### AIM OF THE EXERCISE
Lines that include the word "coordinate" are the ones to copy.
==============================
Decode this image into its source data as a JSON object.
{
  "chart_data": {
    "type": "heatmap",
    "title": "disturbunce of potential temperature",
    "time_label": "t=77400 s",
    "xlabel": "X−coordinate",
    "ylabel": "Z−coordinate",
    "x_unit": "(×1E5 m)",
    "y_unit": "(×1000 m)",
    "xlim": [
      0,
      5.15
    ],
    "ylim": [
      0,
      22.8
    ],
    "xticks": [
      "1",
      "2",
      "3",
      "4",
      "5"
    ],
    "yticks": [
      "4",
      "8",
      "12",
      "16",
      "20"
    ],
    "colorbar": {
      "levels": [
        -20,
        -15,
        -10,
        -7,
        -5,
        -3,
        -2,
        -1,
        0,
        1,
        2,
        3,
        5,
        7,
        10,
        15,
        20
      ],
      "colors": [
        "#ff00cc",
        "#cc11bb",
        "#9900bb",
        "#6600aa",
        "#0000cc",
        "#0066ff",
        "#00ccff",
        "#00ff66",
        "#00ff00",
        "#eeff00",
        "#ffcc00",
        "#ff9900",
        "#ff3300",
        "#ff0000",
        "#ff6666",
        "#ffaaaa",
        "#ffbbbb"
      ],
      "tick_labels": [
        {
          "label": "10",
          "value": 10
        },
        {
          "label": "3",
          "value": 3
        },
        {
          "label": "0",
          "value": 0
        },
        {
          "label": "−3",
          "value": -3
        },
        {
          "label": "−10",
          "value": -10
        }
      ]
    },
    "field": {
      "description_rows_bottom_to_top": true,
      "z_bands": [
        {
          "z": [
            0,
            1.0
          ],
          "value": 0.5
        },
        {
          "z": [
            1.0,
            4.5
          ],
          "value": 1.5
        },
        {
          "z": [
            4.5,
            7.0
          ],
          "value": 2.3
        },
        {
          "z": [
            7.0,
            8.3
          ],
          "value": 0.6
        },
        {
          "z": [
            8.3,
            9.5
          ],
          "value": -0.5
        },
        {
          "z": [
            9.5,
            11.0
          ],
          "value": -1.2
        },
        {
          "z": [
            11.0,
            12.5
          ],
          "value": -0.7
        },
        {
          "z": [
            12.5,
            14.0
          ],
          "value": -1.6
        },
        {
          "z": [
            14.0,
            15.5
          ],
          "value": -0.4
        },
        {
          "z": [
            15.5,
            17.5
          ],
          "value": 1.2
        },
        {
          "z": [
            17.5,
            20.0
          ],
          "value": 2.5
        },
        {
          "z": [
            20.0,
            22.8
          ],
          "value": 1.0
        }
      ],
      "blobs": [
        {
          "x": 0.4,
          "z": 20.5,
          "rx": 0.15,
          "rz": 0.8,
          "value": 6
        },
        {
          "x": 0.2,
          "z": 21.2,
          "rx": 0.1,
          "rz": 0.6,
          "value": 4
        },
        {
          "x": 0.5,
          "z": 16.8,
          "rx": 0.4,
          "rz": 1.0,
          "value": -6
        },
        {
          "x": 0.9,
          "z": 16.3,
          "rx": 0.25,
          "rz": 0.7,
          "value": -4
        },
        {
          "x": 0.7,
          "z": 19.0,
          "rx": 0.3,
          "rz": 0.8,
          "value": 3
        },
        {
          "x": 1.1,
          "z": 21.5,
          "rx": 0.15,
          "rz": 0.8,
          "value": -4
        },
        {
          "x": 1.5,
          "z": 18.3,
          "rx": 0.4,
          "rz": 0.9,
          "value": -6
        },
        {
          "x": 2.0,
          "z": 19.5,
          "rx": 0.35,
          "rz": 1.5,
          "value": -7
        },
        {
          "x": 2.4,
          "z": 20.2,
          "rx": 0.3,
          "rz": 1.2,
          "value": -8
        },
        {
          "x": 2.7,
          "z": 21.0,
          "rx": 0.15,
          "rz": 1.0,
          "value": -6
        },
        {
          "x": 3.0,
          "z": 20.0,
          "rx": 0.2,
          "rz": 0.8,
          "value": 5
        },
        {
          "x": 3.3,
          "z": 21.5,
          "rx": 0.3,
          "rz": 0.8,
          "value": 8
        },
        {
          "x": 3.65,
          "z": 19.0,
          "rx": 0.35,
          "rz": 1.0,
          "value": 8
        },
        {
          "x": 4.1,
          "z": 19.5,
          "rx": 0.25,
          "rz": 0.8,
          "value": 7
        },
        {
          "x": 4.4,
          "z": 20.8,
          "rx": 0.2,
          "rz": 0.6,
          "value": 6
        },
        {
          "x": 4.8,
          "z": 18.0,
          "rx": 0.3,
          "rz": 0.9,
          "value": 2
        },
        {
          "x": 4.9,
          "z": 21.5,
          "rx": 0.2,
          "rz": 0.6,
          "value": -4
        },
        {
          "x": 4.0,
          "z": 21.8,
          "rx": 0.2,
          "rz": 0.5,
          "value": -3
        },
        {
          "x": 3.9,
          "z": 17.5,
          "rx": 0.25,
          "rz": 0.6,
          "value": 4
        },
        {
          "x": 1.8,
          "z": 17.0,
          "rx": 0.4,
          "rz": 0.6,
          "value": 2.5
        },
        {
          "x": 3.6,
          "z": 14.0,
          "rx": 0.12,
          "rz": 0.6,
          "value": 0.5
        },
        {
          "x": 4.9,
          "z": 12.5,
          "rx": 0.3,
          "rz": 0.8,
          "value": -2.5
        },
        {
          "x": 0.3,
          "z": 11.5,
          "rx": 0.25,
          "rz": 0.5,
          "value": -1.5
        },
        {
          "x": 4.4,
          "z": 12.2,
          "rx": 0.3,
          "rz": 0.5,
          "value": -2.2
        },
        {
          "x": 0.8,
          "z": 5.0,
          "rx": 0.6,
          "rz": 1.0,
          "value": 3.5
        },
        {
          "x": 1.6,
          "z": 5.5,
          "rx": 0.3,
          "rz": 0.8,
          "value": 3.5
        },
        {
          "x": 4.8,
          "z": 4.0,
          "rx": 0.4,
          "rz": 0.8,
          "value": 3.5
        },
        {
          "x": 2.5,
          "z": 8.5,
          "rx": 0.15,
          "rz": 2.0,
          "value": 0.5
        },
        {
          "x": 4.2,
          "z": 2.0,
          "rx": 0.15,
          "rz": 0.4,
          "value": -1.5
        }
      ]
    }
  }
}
==============================
### RESULT OF THE TASK
    "xlabel": "X−coordinate",
    "ylabel": "Z−coordinate",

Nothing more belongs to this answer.